Rows from a figure dataset
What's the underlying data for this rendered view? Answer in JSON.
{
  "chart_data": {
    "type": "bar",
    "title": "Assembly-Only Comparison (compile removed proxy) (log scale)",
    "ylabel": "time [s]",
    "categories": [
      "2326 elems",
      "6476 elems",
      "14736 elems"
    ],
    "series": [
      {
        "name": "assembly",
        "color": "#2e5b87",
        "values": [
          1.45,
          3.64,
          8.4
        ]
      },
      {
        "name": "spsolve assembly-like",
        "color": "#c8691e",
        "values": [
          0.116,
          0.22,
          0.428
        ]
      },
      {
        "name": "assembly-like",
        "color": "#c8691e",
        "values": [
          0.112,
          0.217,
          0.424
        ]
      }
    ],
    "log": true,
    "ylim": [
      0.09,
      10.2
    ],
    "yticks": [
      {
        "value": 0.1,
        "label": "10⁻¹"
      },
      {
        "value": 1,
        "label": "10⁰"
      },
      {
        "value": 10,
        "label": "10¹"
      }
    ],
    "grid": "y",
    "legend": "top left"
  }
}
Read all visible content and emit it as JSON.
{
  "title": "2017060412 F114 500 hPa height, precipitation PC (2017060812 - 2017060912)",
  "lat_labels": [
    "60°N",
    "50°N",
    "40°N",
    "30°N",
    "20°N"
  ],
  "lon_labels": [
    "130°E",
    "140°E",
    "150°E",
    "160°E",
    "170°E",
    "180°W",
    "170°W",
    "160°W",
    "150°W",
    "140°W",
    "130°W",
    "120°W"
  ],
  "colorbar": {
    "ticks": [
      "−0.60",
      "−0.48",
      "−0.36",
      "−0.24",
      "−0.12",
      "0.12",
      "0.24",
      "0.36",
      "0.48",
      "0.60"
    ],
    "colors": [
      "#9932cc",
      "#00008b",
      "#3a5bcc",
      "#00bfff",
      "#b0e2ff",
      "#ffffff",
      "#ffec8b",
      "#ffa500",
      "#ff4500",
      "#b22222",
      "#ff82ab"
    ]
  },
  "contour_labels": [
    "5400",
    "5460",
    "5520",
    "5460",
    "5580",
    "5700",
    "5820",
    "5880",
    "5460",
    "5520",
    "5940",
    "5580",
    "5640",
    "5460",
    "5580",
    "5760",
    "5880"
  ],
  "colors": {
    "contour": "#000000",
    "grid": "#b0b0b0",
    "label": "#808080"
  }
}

* * *

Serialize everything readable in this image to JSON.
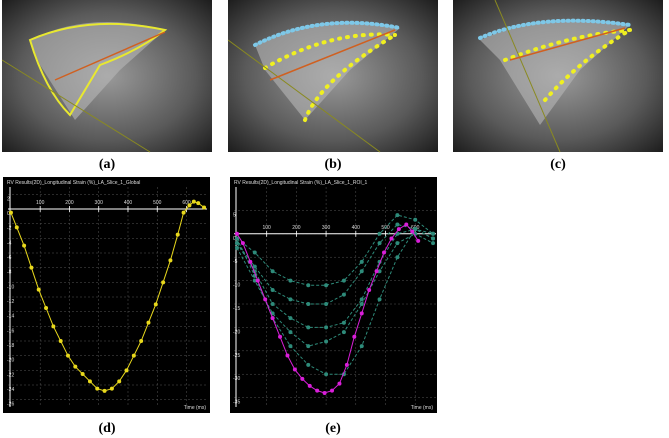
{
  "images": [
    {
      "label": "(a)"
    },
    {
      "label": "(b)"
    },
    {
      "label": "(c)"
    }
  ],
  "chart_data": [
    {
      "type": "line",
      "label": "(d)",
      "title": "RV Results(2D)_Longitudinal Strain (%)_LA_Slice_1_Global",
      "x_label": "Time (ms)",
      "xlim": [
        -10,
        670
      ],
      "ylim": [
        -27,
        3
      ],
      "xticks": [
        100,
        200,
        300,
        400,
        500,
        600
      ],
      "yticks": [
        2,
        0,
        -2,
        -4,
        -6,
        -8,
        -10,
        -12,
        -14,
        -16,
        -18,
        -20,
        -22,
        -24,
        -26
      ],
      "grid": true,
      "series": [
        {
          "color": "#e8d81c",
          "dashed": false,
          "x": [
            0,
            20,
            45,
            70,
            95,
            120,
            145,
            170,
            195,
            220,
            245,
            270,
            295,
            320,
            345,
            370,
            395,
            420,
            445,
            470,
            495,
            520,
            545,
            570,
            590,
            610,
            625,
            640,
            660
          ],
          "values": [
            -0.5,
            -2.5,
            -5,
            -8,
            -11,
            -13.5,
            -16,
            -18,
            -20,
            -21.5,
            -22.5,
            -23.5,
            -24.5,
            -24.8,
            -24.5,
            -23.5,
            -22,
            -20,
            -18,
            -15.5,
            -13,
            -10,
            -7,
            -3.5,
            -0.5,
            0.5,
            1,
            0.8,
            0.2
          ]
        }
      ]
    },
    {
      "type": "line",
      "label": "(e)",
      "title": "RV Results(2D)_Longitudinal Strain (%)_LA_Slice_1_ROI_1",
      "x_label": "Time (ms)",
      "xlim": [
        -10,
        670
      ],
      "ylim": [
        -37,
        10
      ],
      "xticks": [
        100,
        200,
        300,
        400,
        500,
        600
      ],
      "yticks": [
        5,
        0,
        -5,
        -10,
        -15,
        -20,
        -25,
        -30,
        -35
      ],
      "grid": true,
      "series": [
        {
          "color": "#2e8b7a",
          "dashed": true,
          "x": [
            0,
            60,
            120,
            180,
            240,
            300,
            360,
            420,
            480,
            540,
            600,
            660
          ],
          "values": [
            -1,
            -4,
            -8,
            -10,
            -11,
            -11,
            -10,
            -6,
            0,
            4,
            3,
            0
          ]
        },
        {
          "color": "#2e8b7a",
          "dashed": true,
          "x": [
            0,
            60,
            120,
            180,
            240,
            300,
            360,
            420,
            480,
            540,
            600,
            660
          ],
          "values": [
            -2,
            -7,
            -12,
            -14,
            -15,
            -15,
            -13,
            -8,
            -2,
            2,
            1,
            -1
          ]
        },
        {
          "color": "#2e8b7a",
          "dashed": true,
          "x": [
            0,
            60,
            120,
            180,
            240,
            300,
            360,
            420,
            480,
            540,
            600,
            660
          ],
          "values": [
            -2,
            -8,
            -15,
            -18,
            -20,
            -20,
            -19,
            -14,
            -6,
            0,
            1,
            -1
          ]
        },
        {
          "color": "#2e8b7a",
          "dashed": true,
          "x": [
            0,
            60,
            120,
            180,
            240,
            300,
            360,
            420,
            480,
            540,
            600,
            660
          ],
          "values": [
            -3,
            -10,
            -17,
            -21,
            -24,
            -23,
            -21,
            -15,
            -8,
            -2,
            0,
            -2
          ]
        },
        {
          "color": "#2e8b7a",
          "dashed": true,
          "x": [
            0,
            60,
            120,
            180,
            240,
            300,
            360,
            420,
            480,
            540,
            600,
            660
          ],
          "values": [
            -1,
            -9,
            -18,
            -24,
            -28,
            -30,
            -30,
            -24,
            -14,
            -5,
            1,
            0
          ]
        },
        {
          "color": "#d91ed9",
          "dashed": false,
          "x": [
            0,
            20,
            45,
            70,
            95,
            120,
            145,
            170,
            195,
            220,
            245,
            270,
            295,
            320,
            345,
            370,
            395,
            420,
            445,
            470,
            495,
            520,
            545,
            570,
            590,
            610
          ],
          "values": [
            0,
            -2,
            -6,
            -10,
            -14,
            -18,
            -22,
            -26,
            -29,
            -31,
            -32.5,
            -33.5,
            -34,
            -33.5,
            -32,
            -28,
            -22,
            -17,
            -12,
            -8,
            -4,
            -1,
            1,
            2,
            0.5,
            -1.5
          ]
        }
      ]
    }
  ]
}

__YOUR INSTRUCTIONS__
Collect every line from the records above that contains the word "JSON".

__ANSWER TO THE PROBLEM__
What's the underlying data for this rendered view? Answer in JSON.
Read all visible content and emit it as JSON.
Serialize everything readable in this image to JSON.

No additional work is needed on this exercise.